● Records supplied:
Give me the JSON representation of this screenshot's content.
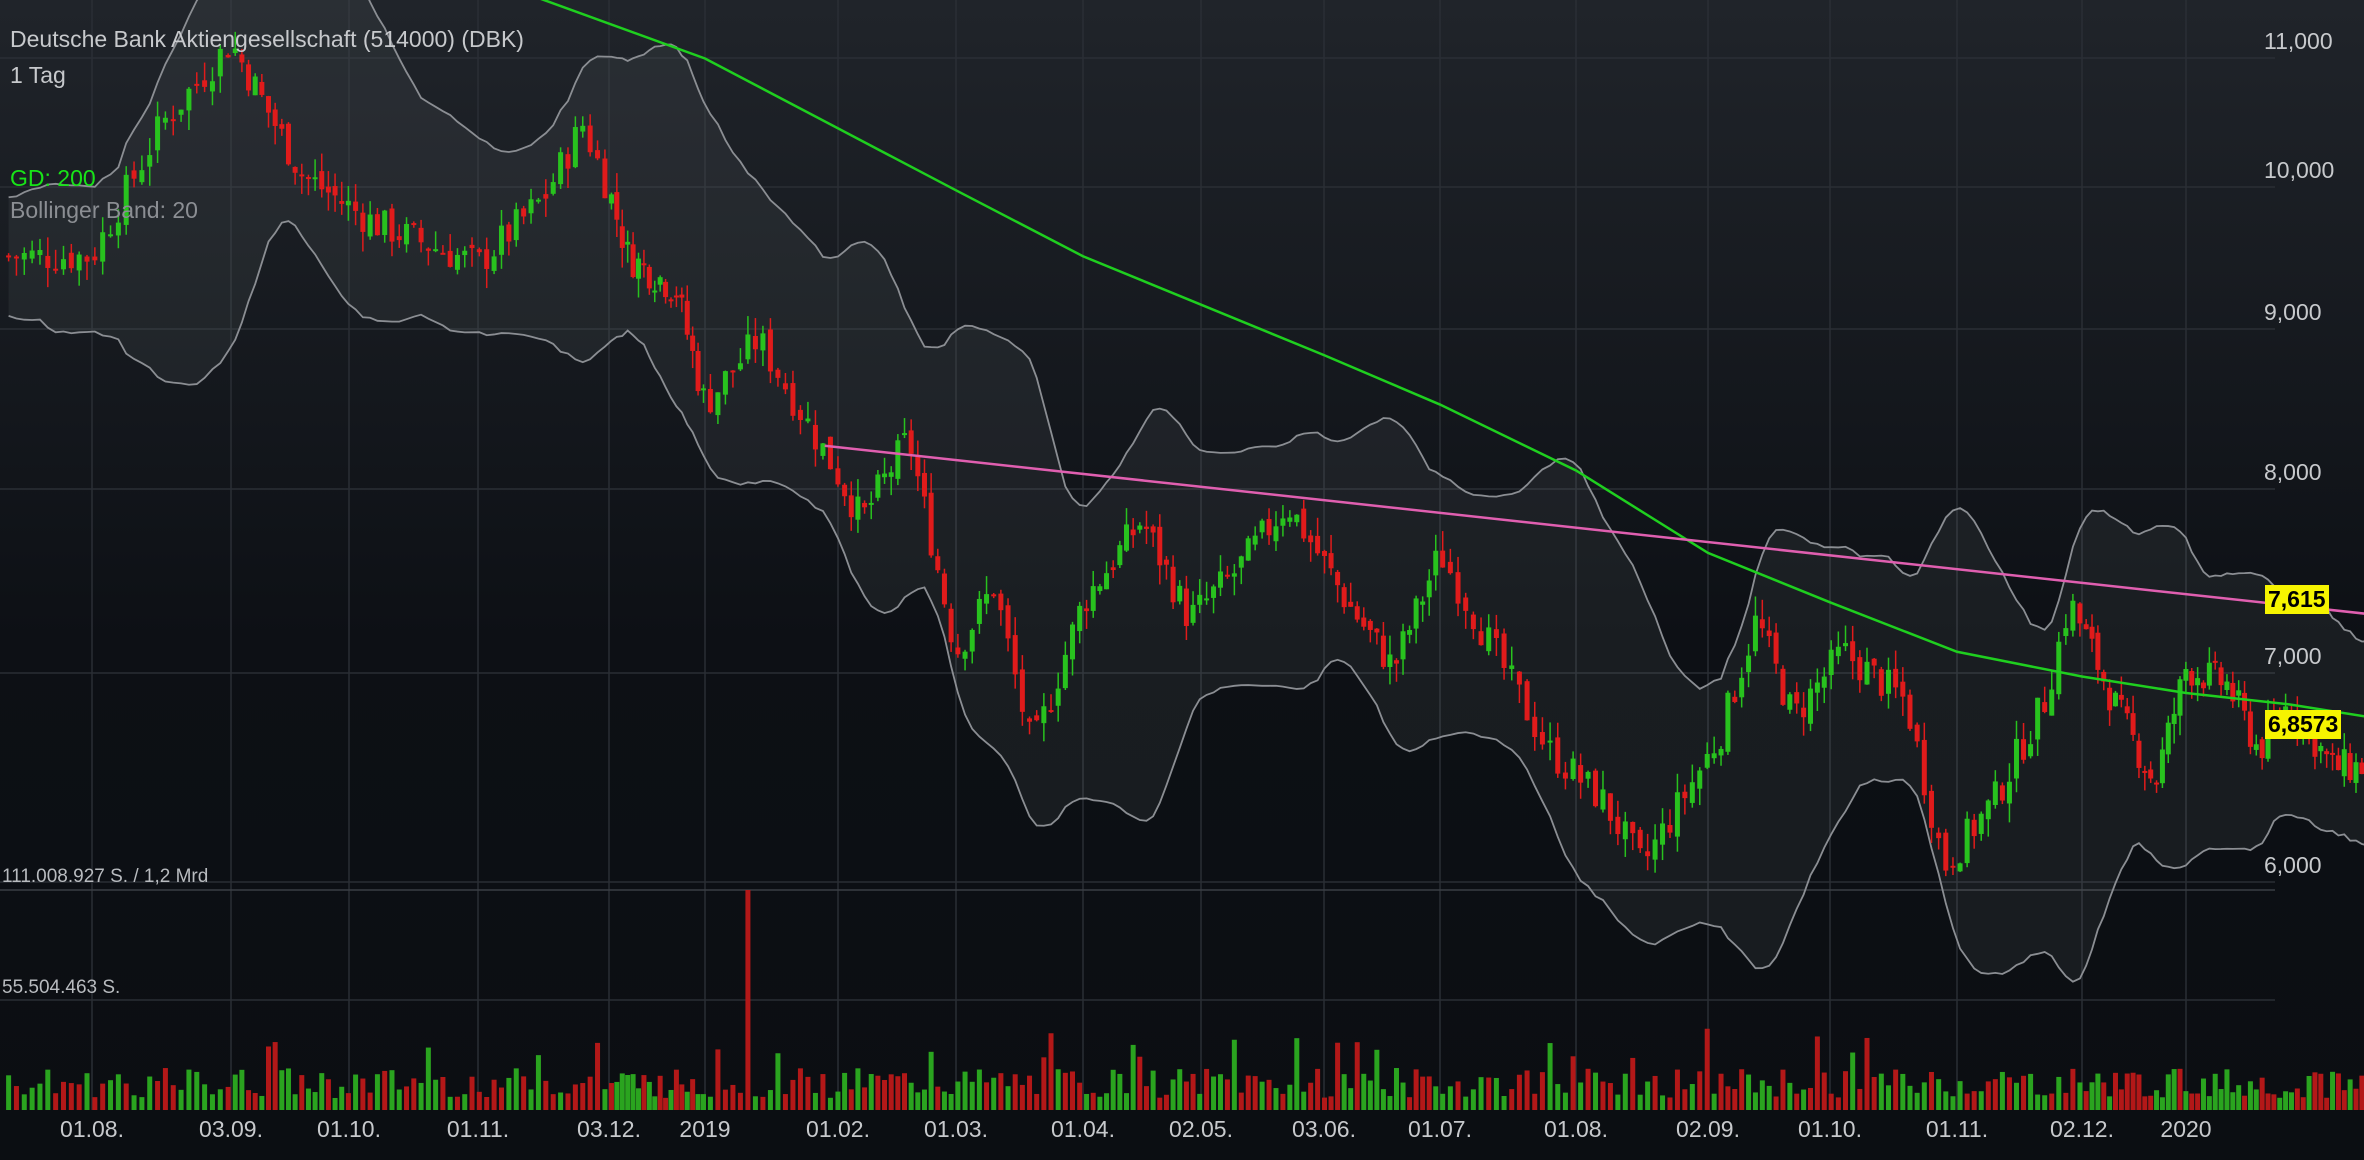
{
  "chart_data": {
    "type": "candlestick",
    "title": "Deutsche Bank Aktiengesellschaft (514000) (DBK)",
    "interval": "1 Tag",
    "indicators": [
      {
        "name": "GD: 200",
        "color": "#18e418"
      },
      {
        "name": "Bollinger Band: 20",
        "color": "#8b8e93"
      }
    ],
    "y_axis": {
      "ticks": [
        "11,000",
        "10,000",
        "9,000",
        "8,000",
        "7,000",
        "6,000"
      ],
      "ylim": [
        5.8,
        11.2
      ]
    },
    "x_axis": {
      "ticks": [
        "01.08.",
        "03.09.",
        "01.10.",
        "01.11.",
        "03.12.",
        "2019",
        "01.02.",
        "01.03.",
        "01.04.",
        "02.05.",
        "03.06.",
        "01.07.",
        "01.08.",
        "02.09.",
        "01.10.",
        "01.11.",
        "02.12.",
        "2020"
      ]
    },
    "last_price": "7,615",
    "sma_value": "6,8573",
    "close_path": [
      {
        "t": 0.0,
        "v": 9.7
      },
      {
        "t": 0.5,
        "v": 10.5
      },
      {
        "t": 1.0,
        "v": 11.0
      },
      {
        "t": 1.6,
        "v": 10.2
      },
      {
        "t": 2.2,
        "v": 9.9
      },
      {
        "t": 3.0,
        "v": 9.65
      },
      {
        "t": 3.5,
        "v": 10.05
      },
      {
        "t": 3.8,
        "v": 10.5
      },
      {
        "t": 4.2,
        "v": 9.7
      },
      {
        "t": 4.7,
        "v": 9.5
      },
      {
        "t": 5.0,
        "v": 8.8
      },
      {
        "t": 5.4,
        "v": 9.2
      },
      {
        "t": 5.8,
        "v": 8.65
      },
      {
        "t": 6.2,
        "v": 8.1
      },
      {
        "t": 6.6,
        "v": 8.6
      },
      {
        "t": 7.0,
        "v": 7.3
      },
      {
        "t": 7.3,
        "v": 7.7
      },
      {
        "t": 7.6,
        "v": 6.7
      },
      {
        "t": 8.0,
        "v": 7.6
      },
      {
        "t": 8.5,
        "v": 8.1
      },
      {
        "t": 8.9,
        "v": 7.5
      },
      {
        "t": 9.3,
        "v": 7.8
      },
      {
        "t": 9.7,
        "v": 8.2
      },
      {
        "t": 10.2,
        "v": 7.6
      },
      {
        "t": 10.6,
        "v": 7.2
      },
      {
        "t": 11.0,
        "v": 7.9
      },
      {
        "t": 11.4,
        "v": 7.3
      },
      {
        "t": 11.8,
        "v": 6.7
      },
      {
        "t": 12.2,
        "v": 6.4
      },
      {
        "t": 12.5,
        "v": 6.0
      },
      {
        "t": 12.8,
        "v": 6.4
      },
      {
        "t": 13.1,
        "v": 6.8
      },
      {
        "t": 13.4,
        "v": 7.5
      },
      {
        "t": 13.7,
        "v": 6.9
      },
      {
        "t": 14.1,
        "v": 7.3
      },
      {
        "t": 14.6,
        "v": 7.0
      },
      {
        "t": 14.9,
        "v": 6.0
      },
      {
        "t": 15.3,
        "v": 6.4
      },
      {
        "t": 15.7,
        "v": 7.0
      },
      {
        "t": 15.9,
        "v": 7.6
      },
      {
        "t": 16.3,
        "v": 7.0
      },
      {
        "t": 16.7,
        "v": 6.5
      },
      {
        "t": 17.0,
        "v": 7.2
      },
      {
        "t": 17.4,
        "v": 7.1
      },
      {
        "t": 17.7,
        "v": 6.7
      },
      {
        "t": 18.0,
        "v": 7.0
      },
      {
        "t": 18.4,
        "v": 6.6
      },
      {
        "t": 18.8,
        "v": 6.6
      },
      {
        "t": 19.2,
        "v": 7.0
      },
      {
        "t": 19.5,
        "v": 7.4
      },
      {
        "t": 19.65,
        "v": 7.6
      }
    ],
    "sma_path": [
      {
        "t": 3.0,
        "v": 11.4
      },
      {
        "t": 5.0,
        "v": 10.9
      },
      {
        "t": 7.0,
        "v": 10.1
      },
      {
        "t": 8.0,
        "v": 9.7
      },
      {
        "t": 10.0,
        "v": 9.1
      },
      {
        "t": 11.0,
        "v": 8.8
      },
      {
        "t": 12.0,
        "v": 8.4
      },
      {
        "t": 13.0,
        "v": 7.9
      },
      {
        "t": 14.0,
        "v": 7.6
      },
      {
        "t": 15.0,
        "v": 7.3
      },
      {
        "t": 16.0,
        "v": 7.15
      },
      {
        "t": 17.0,
        "v": 7.05
      },
      {
        "t": 18.0,
        "v": 6.98
      },
      {
        "t": 19.0,
        "v": 6.88
      },
      {
        "t": 19.65,
        "v": 6.86
      }
    ],
    "trendline": [
      {
        "t": 5.9,
        "v": 8.55
      },
      {
        "t": 19.9,
        "v": 7.45
      }
    ]
  }
}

● Short exercise: Without the pictures, restate all of the entries above verbatim.

● Final answer:
Give me the JSON representation of this screenshot's content.
{
  "chart_data": {
    "type": "candlestick",
    "title": "Deutsche Bank Aktiengesellschaft (514000) (DBK)",
    "interval": "1 Tag",
    "indicators": [
      {
        "name": "GD: 200",
        "color": "#18e418"
      },
      {
        "name": "Bollinger Band: 20",
        "color": "#8b8e93"
      }
    ],
    "y_axis": {
      "ticks": [
        "11,000",
        "10,000",
        "9,000",
        "8,000",
        "7,000",
        "6,000"
      ],
      "ylim": [
        5.8,
        11.2
      ]
    },
    "x_axis": {
      "ticks": [
        "01.08.",
        "03.09.",
        "01.10.",
        "01.11.",
        "03.12.",
        "2019",
        "01.02.",
        "01.03.",
        "01.04.",
        "02.05.",
        "03.06.",
        "01.07.",
        "01.08.",
        "02.09.",
        "01.10.",
        "01.11.",
        "02.12.",
        "2020"
      ]
    },
    "last_price": "7,615",
    "sma_value": "6,8573",
    "close_path": [
      {
        "t": 0.0,
        "v": 9.7
      },
      {
        "t": 0.5,
        "v": 10.5
      },
      {
        "t": 1.0,
        "v": 11.0
      },
      {
        "t": 1.6,
        "v": 10.2
      },
      {
        "t": 2.2,
        "v": 9.9
      },
      {
        "t": 3.0,
        "v": 9.65
      },
      {
        "t": 3.5,
        "v": 10.05
      },
      {
        "t": 3.8,
        "v": 10.5
      },
      {
        "t": 4.2,
        "v": 9.7
      },
      {
        "t": 4.7,
        "v": 9.5
      },
      {
        "t": 5.0,
        "v": 8.8
      },
      {
        "t": 5.4,
        "v": 9.2
      },
      {
        "t": 5.8,
        "v": 8.65
      },
      {
        "t": 6.2,
        "v": 8.1
      },
      {
        "t": 6.6,
        "v": 8.6
      },
      {
        "t": 7.0,
        "v": 7.3
      },
      {
        "t": 7.3,
        "v": 7.7
      },
      {
        "t": 7.6,
        "v": 6.7
      },
      {
        "t": 8.0,
        "v": 7.6
      },
      {
        "t": 8.5,
        "v": 8.1
      },
      {
        "t": 8.9,
        "v": 7.5
      },
      {
        "t": 9.3,
        "v": 7.8
      },
      {
        "t": 9.7,
        "v": 8.2
      },
      {
        "t": 10.2,
        "v": 7.6
      },
      {
        "t": 10.6,
        "v": 7.2
      },
      {
        "t": 11.0,
        "v": 7.9
      },
      {
        "t": 11.4,
        "v": 7.3
      },
      {
        "t": 11.8,
        "v": 6.7
      },
      {
        "t": 12.2,
        "v": 6.4
      },
      {
        "t": 12.5,
        "v": 6.0
      },
      {
        "t": 12.8,
        "v": 6.4
      },
      {
        "t": 13.1,
        "v": 6.8
      },
      {
        "t": 13.4,
        "v": 7.5
      },
      {
        "t": 13.7,
        "v": 6.9
      },
      {
        "t": 14.1,
        "v": 7.3
      },
      {
        "t": 14.6,
        "v": 7.0
      },
      {
        "t": 14.9,
        "v": 6.0
      },
      {
        "t": 15.3,
        "v": 6.4
      },
      {
        "t": 15.7,
        "v": 7.0
      },
      {
        "t": 15.9,
        "v": 7.6
      },
      {
        "t": 16.3,
        "v": 7.0
      },
      {
        "t": 16.7,
        "v": 6.5
      },
      {
        "t": 17.0,
        "v": 7.2
      },
      {
        "t": 17.4,
        "v": 7.1
      },
      {
        "t": 17.7,
        "v": 6.7
      },
      {
        "t": 18.0,
        "v": 7.0
      },
      {
        "t": 18.4,
        "v": 6.6
      },
      {
        "t": 18.8,
        "v": 6.6
      },
      {
        "t": 19.2,
        "v": 7.0
      },
      {
        "t": 19.5,
        "v": 7.4
      },
      {
        "t": 19.65,
        "v": 7.6
      }
    ],
    "sma_path": [
      {
        "t": 3.0,
        "v": 11.4
      },
      {
        "t": 5.0,
        "v": 10.9
      },
      {
        "t": 7.0,
        "v": 10.1
      },
      {
        "t": 8.0,
        "v": 9.7
      },
      {
        "t": 10.0,
        "v": 9.1
      },
      {
        "t": 11.0,
        "v": 8.8
      },
      {
        "t": 12.0,
        "v": 8.4
      },
      {
        "t": 13.0,
        "v": 7.9
      },
      {
        "t": 14.0,
        "v": 7.6
      },
      {
        "t": 15.0,
        "v": 7.3
      },
      {
        "t": 16.0,
        "v": 7.15
      },
      {
        "t": 17.0,
        "v": 7.05
      },
      {
        "t": 18.0,
        "v": 6.98
      },
      {
        "t": 19.0,
        "v": 6.88
      },
      {
        "t": 19.65,
        "v": 6.86
      }
    ],
    "trendline": [
      {
        "t": 5.9,
        "v": 8.55
      },
      {
        "t": 19.9,
        "v": 7.45
      }
    ]
  }
}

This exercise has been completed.